__STATED GOAL__: Print out every record exactly as it appears.

Stored items
====
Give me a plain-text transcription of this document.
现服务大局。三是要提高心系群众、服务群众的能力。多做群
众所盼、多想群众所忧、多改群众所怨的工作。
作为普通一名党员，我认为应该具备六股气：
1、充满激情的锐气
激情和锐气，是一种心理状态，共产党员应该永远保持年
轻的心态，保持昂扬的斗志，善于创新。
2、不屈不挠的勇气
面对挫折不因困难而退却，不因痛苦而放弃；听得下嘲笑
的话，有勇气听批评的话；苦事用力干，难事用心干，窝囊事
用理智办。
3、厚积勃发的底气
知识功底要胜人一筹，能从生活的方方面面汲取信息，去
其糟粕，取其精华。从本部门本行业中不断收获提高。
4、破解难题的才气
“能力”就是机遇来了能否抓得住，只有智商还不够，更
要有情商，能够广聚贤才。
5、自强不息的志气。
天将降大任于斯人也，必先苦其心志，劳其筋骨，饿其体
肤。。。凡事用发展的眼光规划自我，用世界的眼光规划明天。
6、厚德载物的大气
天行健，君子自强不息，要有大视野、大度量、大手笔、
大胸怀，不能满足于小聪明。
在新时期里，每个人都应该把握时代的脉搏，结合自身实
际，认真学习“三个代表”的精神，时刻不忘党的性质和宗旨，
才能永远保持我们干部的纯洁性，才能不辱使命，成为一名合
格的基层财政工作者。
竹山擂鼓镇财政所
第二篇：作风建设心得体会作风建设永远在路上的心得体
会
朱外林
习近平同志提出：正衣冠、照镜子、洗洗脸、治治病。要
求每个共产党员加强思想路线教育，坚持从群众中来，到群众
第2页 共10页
====
__RESULT__:
Give me a plain-text transcription of this document.
现服务大局。三是要提高心系群众、服务群众的能力。多做群
众所盼、多想群众所忧、多改群众所怨的工作。
作为普通一名党员，我认为应该具备六股气：
1、充满激情的锐气
激情和锐气，是一种心理状态，共产党员应该永远保持年
轻的心态，保持昂扬的斗志，善于创新。
2、不屈不挠的勇气
面对挫折不因困难而退却，不因痛苦而放弃；听得下嘲笑
的话，有勇气听批评的话；苦事用力干，难事用心干，窝囊事
用理智办。
3、厚积勃发的底气
知识功底要胜人一筹，能从生活的方方面面汲取信息，去
其糟粕，取其精华。从本部门本行业中不断收获提高。
4、破解难题的才气
“能力”就是机遇来了能否抓得住，只有智商还不够，更
要有情商，能够广聚贤才。
5、自强不息的志气。
天将降大任于斯人也，必先苦其心志，劳其筋骨，饿其体
肤。。。凡事用发展的眼光规划自我，用世界的眼光规划明天。
6、厚德载物的大气
天行健，君子自强不息，要有大视野、大度量、大手笔、
大胸怀，不能满足于小聪明。
在新时期里，每个人都应该把握时代的脉搏，结合自身实
际，认真学习“三个代表”的精神，时刻不忘党的性质和宗旨，
才能永远保持我们干部的纯洁性，才能不辱使命，成为一名合
格的基层财政工作者。
竹山擂鼓镇财政所
第二篇：作风建设心得体会作风建设永远在路上的心得体
会
朱外林
习近平同志提出：正衣冠、照镜子、洗洗脸、治治病。要
求每个共产党员加强思想路线教育，坚持从群众中来，到群众
第2页 共10页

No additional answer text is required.